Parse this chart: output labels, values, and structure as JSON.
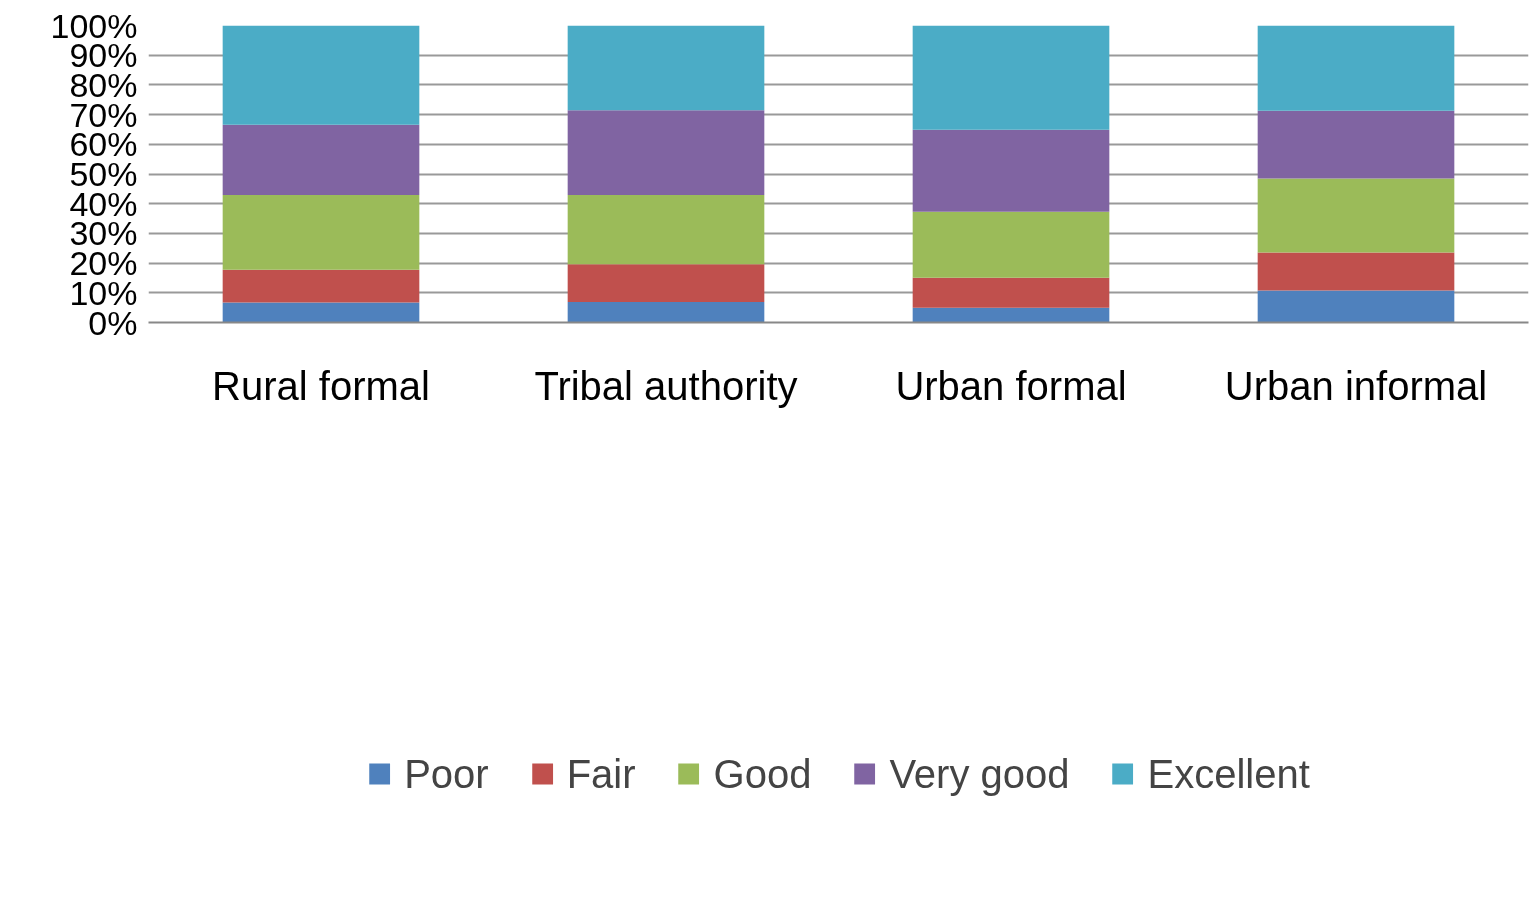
{
  "chart_data": {
    "type": "bar",
    "stacked": true,
    "categories": [
      "Rural formal",
      "Tribal authority",
      "Urban formal",
      "Urban informal"
    ],
    "series": [
      {
        "name": "Poor",
        "color": "#4f81bd",
        "values": [
          6.7,
          6.9,
          5.0,
          10.8
        ]
      },
      {
        "name": "Fair",
        "color": "#c0504d",
        "values": [
          11.1,
          12.7,
          10.1,
          12.8
        ]
      },
      {
        "name": "Good",
        "color": "#9bbb59",
        "values": [
          25.1,
          23.3,
          22.2,
          24.9
        ]
      },
      {
        "name": "Very good",
        "color": "#8064a2",
        "values": [
          23.7,
          28.6,
          27.6,
          22.8
        ]
      },
      {
        "name": "Excellent",
        "color": "#4bacc6",
        "values": [
          33.4,
          28.5,
          35.1,
          28.7
        ]
      }
    ],
    "ylim": [
      0,
      100
    ],
    "yticks": [
      {
        "value": 0,
        "label": "0%"
      },
      {
        "value": 10,
        "label": "10%"
      },
      {
        "value": 20,
        "label": "20%"
      },
      {
        "value": 30,
        "label": "30%"
      },
      {
        "value": 40,
        "label": "40%"
      },
      {
        "value": 50,
        "label": "50%"
      },
      {
        "value": 60,
        "label": "60%"
      },
      {
        "value": 70,
        "label": "70%"
      },
      {
        "value": 80,
        "label": "80%"
      },
      {
        "value": 90,
        "label": "90%"
      },
      {
        "value": 100,
        "label": "100%"
      }
    ],
    "grid": "y",
    "legend": "bottom"
  }
}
####################
* _Exercise description_: Make an exact copy of the records shown above, without the pictures.

* _In response_:
Parse this chart: output labels, values, and structure as JSON.
{
  "chart_data": {
    "type": "bar",
    "stacked": true,
    "categories": [
      "Rural formal",
      "Tribal authority",
      "Urban formal",
      "Urban informal"
    ],
    "series": [
      {
        "name": "Poor",
        "color": "#4f81bd",
        "values": [
          6.7,
          6.9,
          5.0,
          10.8
        ]
      },
      {
        "name": "Fair",
        "color": "#c0504d",
        "values": [
          11.1,
          12.7,
          10.1,
          12.8
        ]
      },
      {
        "name": "Good",
        "color": "#9bbb59",
        "values": [
          25.1,
          23.3,
          22.2,
          24.9
        ]
      },
      {
        "name": "Very good",
        "color": "#8064a2",
        "values": [
          23.7,
          28.6,
          27.6,
          22.8
        ]
      },
      {
        "name": "Excellent",
        "color": "#4bacc6",
        "values": [
          33.4,
          28.5,
          35.1,
          28.7
        ]
      }
    ],
    "ylim": [
      0,
      100
    ],
    "yticks": [
      {
        "value": 0,
        "label": "0%"
      },
      {
        "value": 10,
        "label": "10%"
      },
      {
        "value": 20,
        "label": "20%"
      },
      {
        "value": 30,
        "label": "30%"
      },
      {
        "value": 40,
        "label": "40%"
      },
      {
        "value": 50,
        "label": "50%"
      },
      {
        "value": 60,
        "label": "60%"
      },
      {
        "value": 70,
        "label": "70%"
      },
      {
        "value": 80,
        "label": "80%"
      },
      {
        "value": 90,
        "label": "90%"
      },
      {
        "value": 100,
        "label": "100%"
      }
    ],
    "grid": "y",
    "legend": "bottom"
  }
}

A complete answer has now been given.